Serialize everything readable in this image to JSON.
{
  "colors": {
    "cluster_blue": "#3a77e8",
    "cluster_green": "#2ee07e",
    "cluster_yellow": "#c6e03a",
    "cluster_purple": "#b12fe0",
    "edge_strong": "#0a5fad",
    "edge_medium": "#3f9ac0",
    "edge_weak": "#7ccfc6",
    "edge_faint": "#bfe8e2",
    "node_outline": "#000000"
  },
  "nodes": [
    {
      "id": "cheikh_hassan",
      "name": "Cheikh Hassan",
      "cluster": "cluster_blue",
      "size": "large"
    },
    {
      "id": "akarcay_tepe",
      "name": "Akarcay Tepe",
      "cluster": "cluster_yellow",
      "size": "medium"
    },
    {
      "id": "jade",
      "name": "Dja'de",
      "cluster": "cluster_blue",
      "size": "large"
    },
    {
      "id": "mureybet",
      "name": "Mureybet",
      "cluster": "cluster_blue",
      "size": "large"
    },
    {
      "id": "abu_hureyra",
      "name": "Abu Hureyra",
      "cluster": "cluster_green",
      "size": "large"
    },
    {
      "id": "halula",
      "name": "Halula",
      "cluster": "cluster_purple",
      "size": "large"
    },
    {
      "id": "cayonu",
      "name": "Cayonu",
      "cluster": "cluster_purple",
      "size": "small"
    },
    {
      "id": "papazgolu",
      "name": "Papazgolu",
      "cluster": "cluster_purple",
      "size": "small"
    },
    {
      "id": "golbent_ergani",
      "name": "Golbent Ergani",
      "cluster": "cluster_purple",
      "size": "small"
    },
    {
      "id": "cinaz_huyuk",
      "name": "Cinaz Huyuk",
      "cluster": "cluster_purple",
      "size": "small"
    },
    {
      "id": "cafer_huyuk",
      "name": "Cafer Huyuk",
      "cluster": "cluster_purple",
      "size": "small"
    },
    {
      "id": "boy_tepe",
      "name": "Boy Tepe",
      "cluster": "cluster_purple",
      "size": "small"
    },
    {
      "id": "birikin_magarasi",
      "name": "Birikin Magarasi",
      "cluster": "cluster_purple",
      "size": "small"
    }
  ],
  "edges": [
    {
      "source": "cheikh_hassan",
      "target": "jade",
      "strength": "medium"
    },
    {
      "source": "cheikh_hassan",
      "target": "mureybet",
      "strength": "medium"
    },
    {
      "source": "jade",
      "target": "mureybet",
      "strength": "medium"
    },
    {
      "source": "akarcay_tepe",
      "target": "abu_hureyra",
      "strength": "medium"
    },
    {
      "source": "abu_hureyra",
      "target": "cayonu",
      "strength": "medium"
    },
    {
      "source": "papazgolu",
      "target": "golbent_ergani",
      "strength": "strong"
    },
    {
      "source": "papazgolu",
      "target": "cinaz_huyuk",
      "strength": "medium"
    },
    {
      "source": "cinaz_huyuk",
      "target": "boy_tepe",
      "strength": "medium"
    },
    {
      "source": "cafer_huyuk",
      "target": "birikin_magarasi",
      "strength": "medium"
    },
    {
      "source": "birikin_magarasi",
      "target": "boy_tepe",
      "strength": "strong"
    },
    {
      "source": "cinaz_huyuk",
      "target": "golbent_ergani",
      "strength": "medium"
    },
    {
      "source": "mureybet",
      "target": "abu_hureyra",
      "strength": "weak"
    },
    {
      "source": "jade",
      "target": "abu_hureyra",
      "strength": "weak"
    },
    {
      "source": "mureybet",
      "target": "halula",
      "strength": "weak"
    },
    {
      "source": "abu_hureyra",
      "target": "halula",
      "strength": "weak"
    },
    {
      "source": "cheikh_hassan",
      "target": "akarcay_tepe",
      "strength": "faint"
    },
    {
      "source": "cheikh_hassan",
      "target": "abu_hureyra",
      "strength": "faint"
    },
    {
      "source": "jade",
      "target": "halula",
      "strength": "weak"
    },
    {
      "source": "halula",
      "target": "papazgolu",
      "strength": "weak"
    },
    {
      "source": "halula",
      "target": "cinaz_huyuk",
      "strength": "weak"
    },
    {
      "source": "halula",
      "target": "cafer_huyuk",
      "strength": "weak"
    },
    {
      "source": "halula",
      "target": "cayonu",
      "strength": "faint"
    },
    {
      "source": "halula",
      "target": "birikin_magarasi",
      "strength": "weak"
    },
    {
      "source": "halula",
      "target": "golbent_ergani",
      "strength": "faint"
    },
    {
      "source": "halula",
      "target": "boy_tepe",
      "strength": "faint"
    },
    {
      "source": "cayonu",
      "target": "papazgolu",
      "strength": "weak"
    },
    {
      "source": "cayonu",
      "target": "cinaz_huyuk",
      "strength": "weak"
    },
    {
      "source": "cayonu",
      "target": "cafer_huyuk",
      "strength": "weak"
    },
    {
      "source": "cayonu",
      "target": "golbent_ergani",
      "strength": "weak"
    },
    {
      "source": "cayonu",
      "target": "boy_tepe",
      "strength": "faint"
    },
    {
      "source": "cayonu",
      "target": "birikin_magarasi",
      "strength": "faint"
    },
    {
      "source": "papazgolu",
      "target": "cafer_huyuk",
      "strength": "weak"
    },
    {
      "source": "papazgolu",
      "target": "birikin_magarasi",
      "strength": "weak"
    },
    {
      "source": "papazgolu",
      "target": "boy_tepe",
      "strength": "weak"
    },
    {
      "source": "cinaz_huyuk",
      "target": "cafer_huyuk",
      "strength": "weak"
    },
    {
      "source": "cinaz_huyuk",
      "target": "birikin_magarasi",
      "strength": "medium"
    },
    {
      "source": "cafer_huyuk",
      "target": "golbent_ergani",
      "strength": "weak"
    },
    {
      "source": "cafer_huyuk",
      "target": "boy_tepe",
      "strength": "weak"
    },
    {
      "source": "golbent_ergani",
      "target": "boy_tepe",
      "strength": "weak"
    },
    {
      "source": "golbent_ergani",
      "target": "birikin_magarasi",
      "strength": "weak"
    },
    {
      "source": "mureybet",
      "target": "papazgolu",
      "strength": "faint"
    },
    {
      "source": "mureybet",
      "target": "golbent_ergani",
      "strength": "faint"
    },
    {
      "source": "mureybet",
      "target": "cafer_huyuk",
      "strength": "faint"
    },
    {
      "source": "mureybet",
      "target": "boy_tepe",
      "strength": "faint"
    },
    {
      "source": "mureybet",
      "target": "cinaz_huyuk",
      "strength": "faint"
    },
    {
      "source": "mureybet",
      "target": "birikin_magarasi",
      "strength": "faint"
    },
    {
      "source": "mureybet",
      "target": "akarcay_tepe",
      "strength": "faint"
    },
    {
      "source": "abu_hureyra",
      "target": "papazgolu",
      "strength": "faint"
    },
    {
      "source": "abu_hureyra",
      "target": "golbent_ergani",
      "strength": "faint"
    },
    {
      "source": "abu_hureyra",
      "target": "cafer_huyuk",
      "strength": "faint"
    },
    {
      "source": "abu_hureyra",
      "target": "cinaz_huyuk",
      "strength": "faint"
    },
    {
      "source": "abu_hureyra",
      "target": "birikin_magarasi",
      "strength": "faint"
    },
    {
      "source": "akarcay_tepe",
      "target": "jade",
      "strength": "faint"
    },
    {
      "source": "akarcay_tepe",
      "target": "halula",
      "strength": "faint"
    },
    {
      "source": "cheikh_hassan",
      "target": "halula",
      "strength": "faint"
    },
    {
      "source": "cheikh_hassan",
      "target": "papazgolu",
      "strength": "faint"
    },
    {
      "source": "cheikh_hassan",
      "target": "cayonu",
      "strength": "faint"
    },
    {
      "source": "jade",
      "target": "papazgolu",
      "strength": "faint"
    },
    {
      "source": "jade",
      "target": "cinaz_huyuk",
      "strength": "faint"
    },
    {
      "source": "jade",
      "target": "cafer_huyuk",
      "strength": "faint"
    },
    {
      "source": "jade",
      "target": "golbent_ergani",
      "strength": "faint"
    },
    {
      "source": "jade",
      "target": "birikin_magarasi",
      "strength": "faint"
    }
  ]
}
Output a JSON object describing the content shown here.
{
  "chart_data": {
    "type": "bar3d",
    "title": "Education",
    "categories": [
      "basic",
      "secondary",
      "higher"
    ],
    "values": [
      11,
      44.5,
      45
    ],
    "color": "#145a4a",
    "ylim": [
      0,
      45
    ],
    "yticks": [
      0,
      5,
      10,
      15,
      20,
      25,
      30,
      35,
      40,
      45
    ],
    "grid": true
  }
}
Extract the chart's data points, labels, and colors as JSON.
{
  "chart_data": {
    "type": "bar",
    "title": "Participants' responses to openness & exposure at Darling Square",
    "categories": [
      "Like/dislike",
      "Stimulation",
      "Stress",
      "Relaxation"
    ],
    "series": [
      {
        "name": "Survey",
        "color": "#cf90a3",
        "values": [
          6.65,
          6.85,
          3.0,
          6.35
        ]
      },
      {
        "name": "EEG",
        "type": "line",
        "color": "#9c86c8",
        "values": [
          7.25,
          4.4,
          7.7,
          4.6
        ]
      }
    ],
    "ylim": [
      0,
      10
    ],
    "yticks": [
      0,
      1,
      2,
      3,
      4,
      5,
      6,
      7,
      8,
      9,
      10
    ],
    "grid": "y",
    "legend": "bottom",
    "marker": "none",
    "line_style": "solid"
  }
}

### WHAT NEEDS TO BE DONE:
State how many lines of the listing hold the string "JSON"; reply with the number and nothing else.

### WRITTEN SOLUTION:
3